[Records from a data collection]
- - - -

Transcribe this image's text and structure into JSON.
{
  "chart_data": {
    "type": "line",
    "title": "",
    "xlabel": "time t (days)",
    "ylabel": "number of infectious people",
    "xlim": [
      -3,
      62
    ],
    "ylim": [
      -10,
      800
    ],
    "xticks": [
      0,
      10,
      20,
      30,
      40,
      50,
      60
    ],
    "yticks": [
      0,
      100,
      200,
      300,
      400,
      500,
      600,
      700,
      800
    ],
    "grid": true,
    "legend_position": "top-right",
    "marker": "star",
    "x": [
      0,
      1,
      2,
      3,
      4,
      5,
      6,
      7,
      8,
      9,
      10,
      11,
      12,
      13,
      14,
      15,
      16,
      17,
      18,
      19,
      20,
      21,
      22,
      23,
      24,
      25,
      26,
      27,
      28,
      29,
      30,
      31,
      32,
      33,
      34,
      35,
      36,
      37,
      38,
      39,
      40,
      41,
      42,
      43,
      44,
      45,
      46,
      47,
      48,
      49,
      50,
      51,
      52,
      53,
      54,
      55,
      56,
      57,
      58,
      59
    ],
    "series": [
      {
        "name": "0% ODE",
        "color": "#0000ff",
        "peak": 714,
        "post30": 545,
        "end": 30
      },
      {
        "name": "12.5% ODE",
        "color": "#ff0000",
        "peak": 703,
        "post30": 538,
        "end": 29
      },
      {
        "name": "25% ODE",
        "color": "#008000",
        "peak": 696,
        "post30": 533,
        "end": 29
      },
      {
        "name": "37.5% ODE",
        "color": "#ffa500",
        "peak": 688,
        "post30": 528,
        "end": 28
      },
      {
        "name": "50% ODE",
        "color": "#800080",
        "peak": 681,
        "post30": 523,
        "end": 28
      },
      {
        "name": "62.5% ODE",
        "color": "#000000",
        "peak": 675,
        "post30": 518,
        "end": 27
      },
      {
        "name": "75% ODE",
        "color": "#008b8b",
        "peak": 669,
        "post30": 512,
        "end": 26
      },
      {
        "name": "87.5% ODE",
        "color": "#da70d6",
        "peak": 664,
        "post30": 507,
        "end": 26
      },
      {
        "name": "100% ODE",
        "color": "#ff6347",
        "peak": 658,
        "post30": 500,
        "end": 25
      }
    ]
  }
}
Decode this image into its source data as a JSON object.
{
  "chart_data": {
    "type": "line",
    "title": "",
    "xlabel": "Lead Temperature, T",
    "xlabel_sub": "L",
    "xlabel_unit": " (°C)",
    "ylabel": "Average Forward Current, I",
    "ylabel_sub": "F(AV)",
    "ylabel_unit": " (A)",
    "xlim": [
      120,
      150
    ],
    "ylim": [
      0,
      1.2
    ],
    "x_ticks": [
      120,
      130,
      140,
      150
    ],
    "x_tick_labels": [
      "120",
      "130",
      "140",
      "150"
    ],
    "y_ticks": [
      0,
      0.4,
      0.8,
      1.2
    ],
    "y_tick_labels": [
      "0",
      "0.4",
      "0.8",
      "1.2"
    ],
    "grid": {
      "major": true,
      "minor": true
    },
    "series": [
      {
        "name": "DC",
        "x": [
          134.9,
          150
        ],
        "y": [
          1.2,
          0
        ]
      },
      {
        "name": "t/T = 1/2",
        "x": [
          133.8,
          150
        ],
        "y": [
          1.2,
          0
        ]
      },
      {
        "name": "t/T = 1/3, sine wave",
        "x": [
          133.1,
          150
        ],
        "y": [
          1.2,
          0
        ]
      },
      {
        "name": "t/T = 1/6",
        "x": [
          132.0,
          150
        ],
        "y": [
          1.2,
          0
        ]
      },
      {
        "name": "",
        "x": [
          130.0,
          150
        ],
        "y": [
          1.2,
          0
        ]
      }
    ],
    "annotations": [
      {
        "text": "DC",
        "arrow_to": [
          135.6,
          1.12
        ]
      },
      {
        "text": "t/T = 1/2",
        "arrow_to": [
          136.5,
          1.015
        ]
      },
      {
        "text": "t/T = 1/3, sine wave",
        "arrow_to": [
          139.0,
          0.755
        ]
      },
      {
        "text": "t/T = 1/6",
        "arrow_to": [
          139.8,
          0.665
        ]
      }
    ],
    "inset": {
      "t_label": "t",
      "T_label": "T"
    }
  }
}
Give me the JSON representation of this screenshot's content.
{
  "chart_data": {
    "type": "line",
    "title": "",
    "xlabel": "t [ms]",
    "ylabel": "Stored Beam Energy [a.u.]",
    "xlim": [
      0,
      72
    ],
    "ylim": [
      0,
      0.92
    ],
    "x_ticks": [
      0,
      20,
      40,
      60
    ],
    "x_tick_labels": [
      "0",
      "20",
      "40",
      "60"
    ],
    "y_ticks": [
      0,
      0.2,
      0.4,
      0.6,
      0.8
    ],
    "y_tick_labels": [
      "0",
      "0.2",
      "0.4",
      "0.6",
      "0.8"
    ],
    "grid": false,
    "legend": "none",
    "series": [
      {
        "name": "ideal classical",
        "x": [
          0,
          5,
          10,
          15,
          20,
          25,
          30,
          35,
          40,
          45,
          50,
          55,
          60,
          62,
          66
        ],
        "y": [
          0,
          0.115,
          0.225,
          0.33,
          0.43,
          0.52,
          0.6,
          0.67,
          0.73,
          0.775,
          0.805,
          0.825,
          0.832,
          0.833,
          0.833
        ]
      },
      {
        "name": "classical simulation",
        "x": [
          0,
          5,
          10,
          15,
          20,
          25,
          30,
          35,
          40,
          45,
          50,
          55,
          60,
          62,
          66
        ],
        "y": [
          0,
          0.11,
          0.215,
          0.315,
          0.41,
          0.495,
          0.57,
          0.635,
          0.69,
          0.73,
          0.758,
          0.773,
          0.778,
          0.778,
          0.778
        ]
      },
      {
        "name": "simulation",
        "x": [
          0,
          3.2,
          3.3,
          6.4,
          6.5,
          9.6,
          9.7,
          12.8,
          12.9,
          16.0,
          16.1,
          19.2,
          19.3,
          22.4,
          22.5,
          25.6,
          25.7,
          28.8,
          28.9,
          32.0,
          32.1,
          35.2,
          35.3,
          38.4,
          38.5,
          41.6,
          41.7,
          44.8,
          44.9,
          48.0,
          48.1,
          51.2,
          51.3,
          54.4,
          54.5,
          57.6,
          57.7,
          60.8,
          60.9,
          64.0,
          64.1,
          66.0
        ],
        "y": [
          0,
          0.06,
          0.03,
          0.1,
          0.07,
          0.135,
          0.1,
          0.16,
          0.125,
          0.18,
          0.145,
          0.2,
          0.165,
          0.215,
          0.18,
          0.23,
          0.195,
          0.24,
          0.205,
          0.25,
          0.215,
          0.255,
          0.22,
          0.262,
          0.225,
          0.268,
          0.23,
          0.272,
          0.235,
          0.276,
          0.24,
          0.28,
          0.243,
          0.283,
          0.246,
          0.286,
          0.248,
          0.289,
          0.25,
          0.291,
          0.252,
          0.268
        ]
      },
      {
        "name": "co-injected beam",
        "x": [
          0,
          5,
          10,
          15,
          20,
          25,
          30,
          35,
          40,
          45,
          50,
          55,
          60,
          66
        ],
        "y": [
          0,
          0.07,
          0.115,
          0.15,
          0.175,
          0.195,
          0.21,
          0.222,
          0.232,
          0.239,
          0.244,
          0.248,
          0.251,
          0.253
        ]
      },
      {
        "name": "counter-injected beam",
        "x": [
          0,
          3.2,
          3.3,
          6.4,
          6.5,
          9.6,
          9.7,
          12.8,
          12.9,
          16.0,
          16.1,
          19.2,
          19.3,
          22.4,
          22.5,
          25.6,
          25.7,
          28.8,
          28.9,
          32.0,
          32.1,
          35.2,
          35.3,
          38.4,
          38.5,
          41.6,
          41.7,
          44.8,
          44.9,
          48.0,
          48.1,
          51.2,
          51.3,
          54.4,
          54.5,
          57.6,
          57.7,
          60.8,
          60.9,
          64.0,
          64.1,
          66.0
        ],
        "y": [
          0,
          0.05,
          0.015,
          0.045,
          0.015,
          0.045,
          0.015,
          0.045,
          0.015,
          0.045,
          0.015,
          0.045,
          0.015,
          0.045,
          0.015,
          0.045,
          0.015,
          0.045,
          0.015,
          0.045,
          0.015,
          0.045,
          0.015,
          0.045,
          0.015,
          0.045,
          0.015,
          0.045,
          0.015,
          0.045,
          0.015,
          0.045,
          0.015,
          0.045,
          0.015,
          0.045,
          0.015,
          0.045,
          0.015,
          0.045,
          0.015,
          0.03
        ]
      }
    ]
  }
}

- - - -

Look for the word "sine" in every line of the listing and copy the lines that have it.

• RESPONSE:
        "name": "t/T = 1/3, sine wave",
        "text": "t/T = 1/3, sine wave",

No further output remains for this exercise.